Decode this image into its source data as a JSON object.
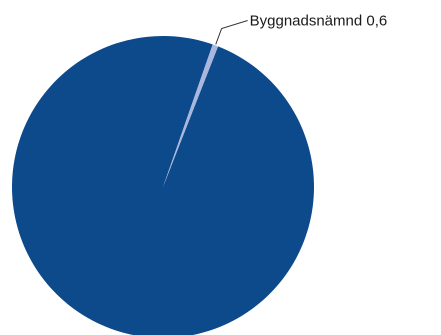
{
  "chart_data": {
    "type": "pie",
    "title": "",
    "slices": [
      {
        "label": "",
        "value": 99.4,
        "color": "#0d4a8c"
      },
      {
        "label": "Byggnadsnämnd 0,6",
        "value": 0.6,
        "color": "#a9b7de"
      }
    ],
    "label_placement": "outside with leader line"
  }
}
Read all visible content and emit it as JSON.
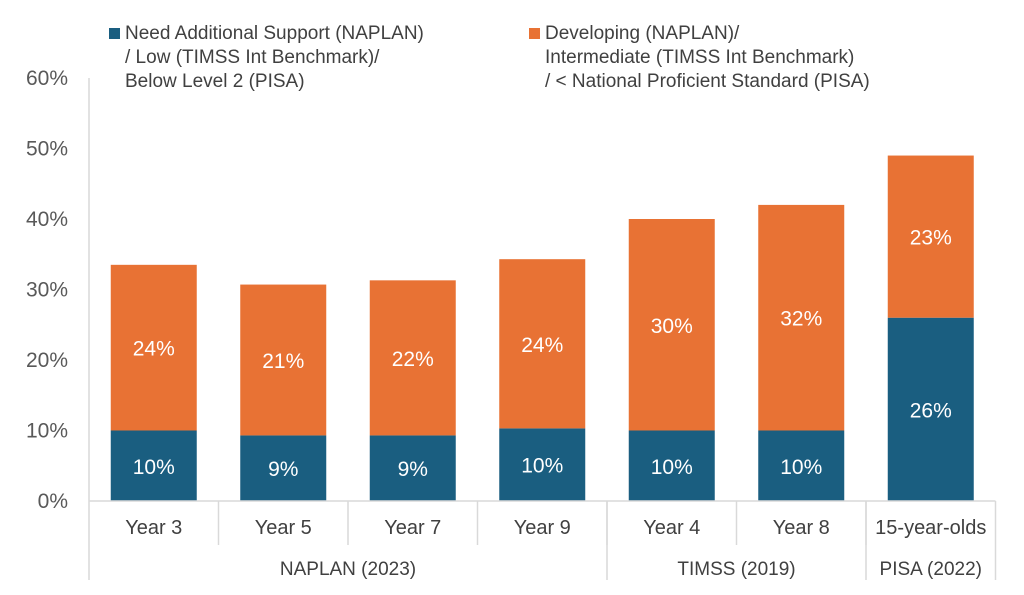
{
  "chart_data": {
    "type": "bar",
    "stacked": true,
    "title": "",
    "xlabel": "",
    "ylabel": "",
    "ylim": [
      0,
      60
    ],
    "yticks": [
      "0%",
      "10%",
      "20%",
      "30%",
      "40%",
      "50%",
      "60%"
    ],
    "grid": false,
    "legend_position": "top",
    "categories": [
      "Year 3",
      "Year 5",
      "Year 7",
      "Year 9",
      "Year 4",
      "Year 8",
      "15-year-olds"
    ],
    "groups": [
      {
        "label": "NAPLAN (2023)",
        "categories": [
          "Year 3",
          "Year 5",
          "Year 7",
          "Year 9"
        ]
      },
      {
        "label": "TIMSS (2019)",
        "categories": [
          "Year 4",
          "Year 8"
        ]
      },
      {
        "label": "PISA (2022)",
        "categories": [
          "15-year-olds"
        ]
      }
    ],
    "series": [
      {
        "name": "Need Additional Support (NAPLAN)\n/ Low (TIMSS Int Benchmark)/\nBelow Level 2 (PISA)",
        "color": "#1a5e80",
        "values": [
          10,
          9.3,
          9.3,
          10.3,
          10,
          10,
          26
        ],
        "labels": [
          "10%",
          "9%",
          "9%",
          "10%",
          "10%",
          "10%",
          "26%"
        ]
      },
      {
        "name": "Developing (NAPLAN)/\nIntermediate (TIMSS Int Benchmark)\n/ < National Proficient Standard (PISA)",
        "color": "#e87234",
        "values": [
          23.5,
          21.4,
          22,
          24,
          30,
          32,
          23
        ],
        "labels": [
          "24%",
          "21%",
          "22%",
          "24%",
          "30%",
          "32%",
          "23%"
        ]
      }
    ]
  }
}
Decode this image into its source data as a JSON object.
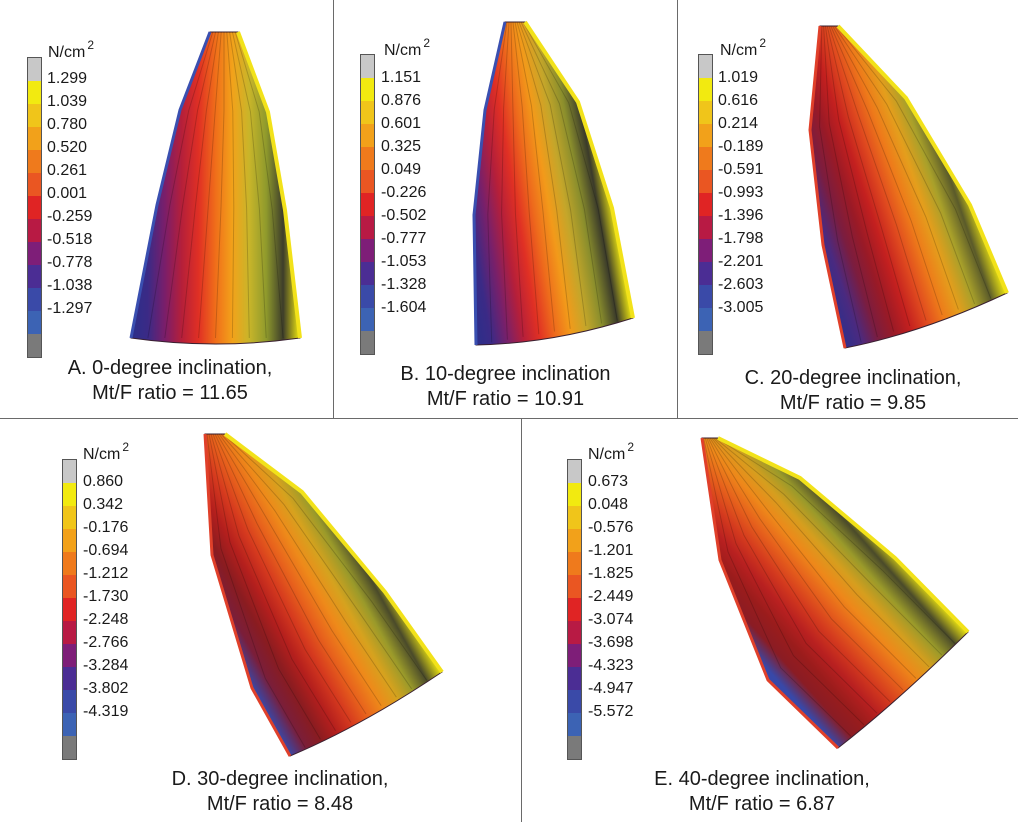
{
  "legend_colors": [
    "#c8c8c8",
    "#f2ea10",
    "#f0c51a",
    "#f2a11a",
    "#ef7a1c",
    "#ea5622",
    "#e02424",
    "#b81a44",
    "#7e1e78",
    "#4b2d94",
    "#3a4aa8",
    "#3c63b4",
    "#7a7a7a"
  ],
  "panels": [
    {
      "unit": "N/cm",
      "unit_exp": "2",
      "ticks": [
        "1.299",
        "1.039",
        "0.780",
        "0.520",
        "0.261",
        "0.001",
        "-0.259",
        "-0.518",
        "-0.778",
        "-1.038",
        "-1.297"
      ],
      "caption_line1": "A. 0-degree inclination,",
      "caption_line2": "Mt/F ratio = 11.65",
      "inclination_deg": 0,
      "mt_f_ratio": 11.65
    },
    {
      "unit": "N/cm",
      "unit_exp": "2",
      "ticks": [
        "1.151",
        "0.876",
        "0.601",
        "0.325",
        "0.049",
        "-0.226",
        "-0.502",
        "-0.777",
        "-1.053",
        "-1.328",
        "-1.604"
      ],
      "caption_line1": "B. 10-degree inclination",
      "caption_line2": "Mt/F ratio = 10.91",
      "inclination_deg": 10,
      "mt_f_ratio": 10.91
    },
    {
      "unit": "N/cm",
      "unit_exp": "2",
      "ticks": [
        "1.019",
        "0.616",
        "0.214",
        "-0.189",
        "-0.591",
        "-0.993",
        "-1.396",
        "-1.798",
        "-2.201",
        "-2.603",
        "-3.005"
      ],
      "caption_line1": "C. 20-degree inclination,",
      "caption_line2": "Mt/F ratio = 9.85",
      "inclination_deg": 20,
      "mt_f_ratio": 9.85
    },
    {
      "unit": "N/cm",
      "unit_exp": "2",
      "ticks": [
        "0.860",
        "0.342",
        "-0.176",
        "-0.694",
        "-1.212",
        "-1.730",
        "-2.248",
        "-2.766",
        "-3.284",
        "-3.802",
        "-4.319"
      ],
      "caption_line1": "D. 30-degree inclination,",
      "caption_line2": "Mt/F ratio = 8.48",
      "inclination_deg": 30,
      "mt_f_ratio": 8.48
    },
    {
      "unit": "N/cm",
      "unit_exp": "2",
      "ticks": [
        "0.673",
        "0.048",
        "-0.576",
        "-1.201",
        "-1.825",
        "-2.449",
        "-3.074",
        "-3.698",
        "-4.323",
        "-4.947",
        "-5.572"
      ],
      "caption_line1": "E. 40-degree inclination,",
      "caption_line2": "Mt/F ratio = 6.87",
      "inclination_deg": 40,
      "mt_f_ratio": 6.87
    }
  ]
}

Task: Reproduce the full listing above verbatim, with no pictures included.

Answer for this exercise:
Decode this image into its source data as a JSON object.
{
  "chart_data": {
    "type": "pie",
    "title": "",
    "slices": [
      {
        "label": "",
        "value": 99.4,
        "color": "#0d4a8c"
      },
      {
        "label": "Byggnadsnämnd 0,6",
        "value": 0.6,
        "color": "#a9b7de"
      }
    ],
    "label_placement": "outside with leader line"
  }
}
Read all visible content and emit it as JSON.
{
  "chart_data": {
    "type": "bar",
    "stacked": true,
    "title": "",
    "xlabel": "",
    "ylabel": "",
    "ylim": [
      0,
      60
    ],
    "yticks": [
      "0%",
      "10%",
      "20%",
      "30%",
      "40%",
      "50%",
      "60%"
    ],
    "grid": false,
    "legend_position": "top",
    "categories": [
      "Year 3",
      "Year 5",
      "Year 7",
      "Year 9",
      "Year 4",
      "Year 8",
      "15-year-olds"
    ],
    "groups": [
      {
        "label": "NAPLAN (2023)",
        "categories": [
          "Year 3",
          "Year 5",
          "Year 7",
          "Year 9"
        ]
      },
      {
        "label": "TIMSS (2019)",
        "categories": [
          "Year 4",
          "Year 8"
        ]
      },
      {
        "label": "PISA (2022)",
        "categories": [
          "15-year-olds"
        ]
      }
    ],
    "series": [
      {
        "name": "Need Additional Support (NAPLAN)\n/ Low (TIMSS Int Benchmark)/\nBelow Level 2 (PISA)",
        "color": "#1a5e80",
        "values": [
          10,
          9.3,
          9.3,
          10.3,
          10,
          10,
          26
        ],
        "labels": [
          "10%",
          "9%",
          "9%",
          "10%",
          "10%",
          "10%",
          "26%"
        ]
      },
      {
        "name": "Developing (NAPLAN)/\nIntermediate (TIMSS Int Benchmark)\n/ < National Proficient Standard (PISA)",
        "color": "#e87234",
        "values": [
          23.5,
          21.4,
          22,
          24,
          30,
          32,
          23
        ],
        "labels": [
          "24%",
          "21%",
          "22%",
          "24%",
          "30%",
          "32%",
          "23%"
        ]
      }
    ]
  }
}
Decode this image into its source data as a JSON object.
{
  "legend_colors": [
    "#c8c8c8",
    "#f2ea10",
    "#f0c51a",
    "#f2a11a",
    "#ef7a1c",
    "#ea5622",
    "#e02424",
    "#b81a44",
    "#7e1e78",
    "#4b2d94",
    "#3a4aa8",
    "#3c63b4",
    "#7a7a7a"
  ],
  "panels": [
    {
      "unit": "N/cm",
      "unit_exp": "2",
      "ticks": [
        "1.299",
        "1.039",
        "0.780",
        "0.520",
        "0.261",
        "0.001",
        "-0.259",
        "-0.518",
        "-0.778",
        "-1.038",
        "-1.297"
      ],
      "caption_line1": "A. 0-degree inclination,",
      "caption_line2": "Mt/F ratio = 11.65",
      "inclination_deg": 0,
      "mt_f_ratio": 11.65
    },
    {
      "unit": "N/cm",
      "unit_exp": "2",
      "ticks": [
        "1.151",
        "0.876",
        "0.601",
        "0.325",
        "0.049",
        "-0.226",
        "-0.502",
        "-0.777",
        "-1.053",
        "-1.328",
        "-1.604"
      ],
      "caption_line1": "B. 10-degree inclination",
      "caption_line2": "Mt/F ratio = 10.91",
      "inclination_deg": 10,
      "mt_f_ratio": 10.91
    },
    {
      "unit": "N/cm",
      "unit_exp": "2",
      "ticks": [
        "1.019",
        "0.616",
        "0.214",
        "-0.189",
        "-0.591",
        "-0.993",
        "-1.396",
        "-1.798",
        "-2.201",
        "-2.603",
        "-3.005"
      ],
      "caption_line1": "C. 20-degree inclination,",
      "caption_line2": "Mt/F ratio = 9.85",
      "inclination_deg": 20,
      "mt_f_ratio": 9.85
    },
    {
      "unit": "N/cm",
      "unit_exp": "2",
      "ticks": [
        "0.860",
        "0.342",
        "-0.176",
        "-0.694",
        "-1.212",
        "-1.730",
        "-2.248",
        "-2.766",
        "-3.284",
        "-3.802",
        "-4.319"
      ],
      "caption_line1": "D. 30-degree inclination,",
      "caption_line2": "Mt/F ratio = 8.48",
      "inclination_deg": 30,
      "mt_f_ratio": 8.48
    },
    {
      "unit": "N/cm",
      "unit_exp": "2",
      "ticks": [
        "0.673",
        "0.048",
        "-0.576",
        "-1.201",
        "-1.825",
        "-2.449",
        "-3.074",
        "-3.698",
        "-4.323",
        "-4.947",
        "-5.572"
      ],
      "caption_line1": "E. 40-degree inclination,",
      "caption_line2": "Mt/F ratio = 6.87",
      "inclination_deg": 40,
      "mt_f_ratio": 6.87
    }
  ]
}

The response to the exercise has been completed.